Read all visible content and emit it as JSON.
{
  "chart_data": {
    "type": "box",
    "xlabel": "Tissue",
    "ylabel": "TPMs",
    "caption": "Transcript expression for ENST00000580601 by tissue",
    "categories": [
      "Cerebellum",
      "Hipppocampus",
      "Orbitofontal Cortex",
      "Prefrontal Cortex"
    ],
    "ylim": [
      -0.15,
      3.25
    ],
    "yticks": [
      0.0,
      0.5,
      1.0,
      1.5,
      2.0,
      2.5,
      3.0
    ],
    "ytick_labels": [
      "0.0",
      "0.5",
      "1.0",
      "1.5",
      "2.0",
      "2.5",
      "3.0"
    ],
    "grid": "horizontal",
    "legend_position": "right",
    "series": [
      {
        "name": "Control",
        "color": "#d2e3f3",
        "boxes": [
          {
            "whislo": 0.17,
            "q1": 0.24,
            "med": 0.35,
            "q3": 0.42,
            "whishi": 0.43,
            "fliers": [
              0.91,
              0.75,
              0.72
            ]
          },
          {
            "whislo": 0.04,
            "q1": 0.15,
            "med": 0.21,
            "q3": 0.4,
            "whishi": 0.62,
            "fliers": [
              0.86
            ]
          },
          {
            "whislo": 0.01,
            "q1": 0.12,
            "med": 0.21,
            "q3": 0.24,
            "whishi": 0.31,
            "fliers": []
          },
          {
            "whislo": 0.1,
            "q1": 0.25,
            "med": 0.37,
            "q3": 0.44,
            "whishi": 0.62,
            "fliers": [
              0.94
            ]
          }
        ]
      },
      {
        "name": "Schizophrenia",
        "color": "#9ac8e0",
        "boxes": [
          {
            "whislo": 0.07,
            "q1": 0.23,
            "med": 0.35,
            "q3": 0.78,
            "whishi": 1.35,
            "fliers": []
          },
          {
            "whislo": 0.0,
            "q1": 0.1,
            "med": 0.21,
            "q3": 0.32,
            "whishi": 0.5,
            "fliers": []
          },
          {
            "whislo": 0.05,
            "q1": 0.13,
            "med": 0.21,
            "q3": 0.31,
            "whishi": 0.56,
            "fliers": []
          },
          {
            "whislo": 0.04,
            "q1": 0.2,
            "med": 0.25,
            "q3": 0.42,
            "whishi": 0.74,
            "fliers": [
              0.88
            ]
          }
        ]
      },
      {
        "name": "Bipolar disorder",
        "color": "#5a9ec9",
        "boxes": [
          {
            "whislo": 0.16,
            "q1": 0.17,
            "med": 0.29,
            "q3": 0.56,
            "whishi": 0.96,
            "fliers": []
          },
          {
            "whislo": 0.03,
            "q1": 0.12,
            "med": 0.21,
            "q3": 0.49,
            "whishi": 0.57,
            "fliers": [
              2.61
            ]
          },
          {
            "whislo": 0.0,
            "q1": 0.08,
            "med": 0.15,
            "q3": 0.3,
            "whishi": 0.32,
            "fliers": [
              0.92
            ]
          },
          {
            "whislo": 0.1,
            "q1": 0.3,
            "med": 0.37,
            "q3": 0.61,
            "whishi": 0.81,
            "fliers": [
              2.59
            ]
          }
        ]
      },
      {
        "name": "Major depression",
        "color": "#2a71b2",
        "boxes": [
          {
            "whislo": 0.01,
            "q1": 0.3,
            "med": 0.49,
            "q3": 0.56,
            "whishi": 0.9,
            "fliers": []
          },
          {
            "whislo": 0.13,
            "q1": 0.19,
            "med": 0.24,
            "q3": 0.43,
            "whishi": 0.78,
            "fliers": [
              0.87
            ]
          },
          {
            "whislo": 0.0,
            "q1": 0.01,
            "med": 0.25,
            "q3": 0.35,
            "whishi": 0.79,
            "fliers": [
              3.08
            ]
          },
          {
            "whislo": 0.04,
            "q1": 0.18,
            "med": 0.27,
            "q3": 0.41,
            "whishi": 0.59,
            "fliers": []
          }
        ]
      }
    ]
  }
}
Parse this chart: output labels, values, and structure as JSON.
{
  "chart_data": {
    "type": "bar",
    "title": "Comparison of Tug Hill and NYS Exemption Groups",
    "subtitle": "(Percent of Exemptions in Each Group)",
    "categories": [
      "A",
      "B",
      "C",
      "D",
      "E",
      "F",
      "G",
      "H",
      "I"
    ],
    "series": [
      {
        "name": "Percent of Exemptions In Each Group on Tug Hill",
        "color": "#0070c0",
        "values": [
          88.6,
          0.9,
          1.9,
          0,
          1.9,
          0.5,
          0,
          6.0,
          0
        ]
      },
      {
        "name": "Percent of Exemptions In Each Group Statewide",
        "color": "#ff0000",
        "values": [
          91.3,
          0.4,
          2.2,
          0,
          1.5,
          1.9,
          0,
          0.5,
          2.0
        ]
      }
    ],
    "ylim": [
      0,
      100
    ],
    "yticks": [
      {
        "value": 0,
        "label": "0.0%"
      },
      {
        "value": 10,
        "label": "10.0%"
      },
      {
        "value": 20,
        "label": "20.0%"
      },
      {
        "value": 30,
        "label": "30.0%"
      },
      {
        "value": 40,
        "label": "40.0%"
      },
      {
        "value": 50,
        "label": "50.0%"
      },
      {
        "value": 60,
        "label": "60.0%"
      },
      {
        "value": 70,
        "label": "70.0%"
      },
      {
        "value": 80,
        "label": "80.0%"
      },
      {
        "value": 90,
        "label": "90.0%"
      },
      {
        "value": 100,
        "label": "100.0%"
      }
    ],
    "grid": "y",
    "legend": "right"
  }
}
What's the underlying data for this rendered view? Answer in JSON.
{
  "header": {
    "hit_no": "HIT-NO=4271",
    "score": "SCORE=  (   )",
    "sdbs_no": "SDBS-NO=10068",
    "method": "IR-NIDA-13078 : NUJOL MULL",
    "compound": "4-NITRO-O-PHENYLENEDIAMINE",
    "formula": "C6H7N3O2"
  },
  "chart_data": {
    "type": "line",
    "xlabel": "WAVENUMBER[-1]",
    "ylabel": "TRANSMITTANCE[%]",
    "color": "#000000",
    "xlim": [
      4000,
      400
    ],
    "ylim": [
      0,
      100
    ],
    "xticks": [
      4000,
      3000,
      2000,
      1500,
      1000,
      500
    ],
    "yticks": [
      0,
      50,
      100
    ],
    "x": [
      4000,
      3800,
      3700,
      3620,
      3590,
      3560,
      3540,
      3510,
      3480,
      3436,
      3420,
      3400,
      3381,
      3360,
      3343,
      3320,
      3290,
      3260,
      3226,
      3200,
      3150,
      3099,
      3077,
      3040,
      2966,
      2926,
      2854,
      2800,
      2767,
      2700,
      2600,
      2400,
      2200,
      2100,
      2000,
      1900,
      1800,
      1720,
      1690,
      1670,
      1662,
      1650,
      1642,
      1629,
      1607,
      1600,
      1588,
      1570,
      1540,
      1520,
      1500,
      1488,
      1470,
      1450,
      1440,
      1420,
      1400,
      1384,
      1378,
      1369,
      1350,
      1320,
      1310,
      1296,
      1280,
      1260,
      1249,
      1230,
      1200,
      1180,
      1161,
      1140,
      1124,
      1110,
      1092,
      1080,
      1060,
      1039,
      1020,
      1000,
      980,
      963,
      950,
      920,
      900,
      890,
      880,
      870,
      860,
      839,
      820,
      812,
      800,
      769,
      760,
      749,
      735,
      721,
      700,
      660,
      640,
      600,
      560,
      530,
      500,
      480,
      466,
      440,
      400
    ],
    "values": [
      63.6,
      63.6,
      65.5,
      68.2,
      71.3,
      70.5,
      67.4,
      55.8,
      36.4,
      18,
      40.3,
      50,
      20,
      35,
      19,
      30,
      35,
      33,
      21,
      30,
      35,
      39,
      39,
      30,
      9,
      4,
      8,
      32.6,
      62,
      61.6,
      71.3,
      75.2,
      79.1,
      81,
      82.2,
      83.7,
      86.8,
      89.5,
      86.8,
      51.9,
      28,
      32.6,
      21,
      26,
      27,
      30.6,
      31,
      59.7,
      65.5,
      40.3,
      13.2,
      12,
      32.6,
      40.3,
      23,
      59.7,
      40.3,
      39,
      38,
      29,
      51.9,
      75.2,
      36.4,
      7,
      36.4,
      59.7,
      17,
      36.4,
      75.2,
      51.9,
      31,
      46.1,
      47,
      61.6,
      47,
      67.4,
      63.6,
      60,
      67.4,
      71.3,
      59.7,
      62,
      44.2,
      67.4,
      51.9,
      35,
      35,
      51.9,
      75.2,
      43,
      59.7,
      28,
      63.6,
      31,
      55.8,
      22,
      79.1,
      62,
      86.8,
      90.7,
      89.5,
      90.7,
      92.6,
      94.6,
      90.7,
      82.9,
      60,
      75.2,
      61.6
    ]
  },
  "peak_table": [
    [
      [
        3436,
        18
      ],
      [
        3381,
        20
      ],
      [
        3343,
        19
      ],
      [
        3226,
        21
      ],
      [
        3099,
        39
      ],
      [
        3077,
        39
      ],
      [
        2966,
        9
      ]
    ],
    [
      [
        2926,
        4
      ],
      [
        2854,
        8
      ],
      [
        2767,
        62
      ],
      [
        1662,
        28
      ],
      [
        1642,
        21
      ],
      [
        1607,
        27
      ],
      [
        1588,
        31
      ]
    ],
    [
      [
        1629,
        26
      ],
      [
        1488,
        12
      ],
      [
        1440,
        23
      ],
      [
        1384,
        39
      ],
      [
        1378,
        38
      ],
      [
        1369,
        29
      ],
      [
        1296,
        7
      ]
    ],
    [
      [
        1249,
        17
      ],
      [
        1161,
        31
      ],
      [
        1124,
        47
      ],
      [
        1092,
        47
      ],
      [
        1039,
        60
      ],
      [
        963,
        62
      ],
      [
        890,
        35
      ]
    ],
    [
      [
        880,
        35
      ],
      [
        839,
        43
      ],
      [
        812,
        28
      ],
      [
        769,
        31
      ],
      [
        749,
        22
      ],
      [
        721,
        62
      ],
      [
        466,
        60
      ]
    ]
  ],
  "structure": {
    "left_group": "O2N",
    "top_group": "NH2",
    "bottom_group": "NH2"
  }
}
****
### Directive
Work out how many lines in the entries hold the string "Each". Your answer should consist solely of that number.

### Solution
3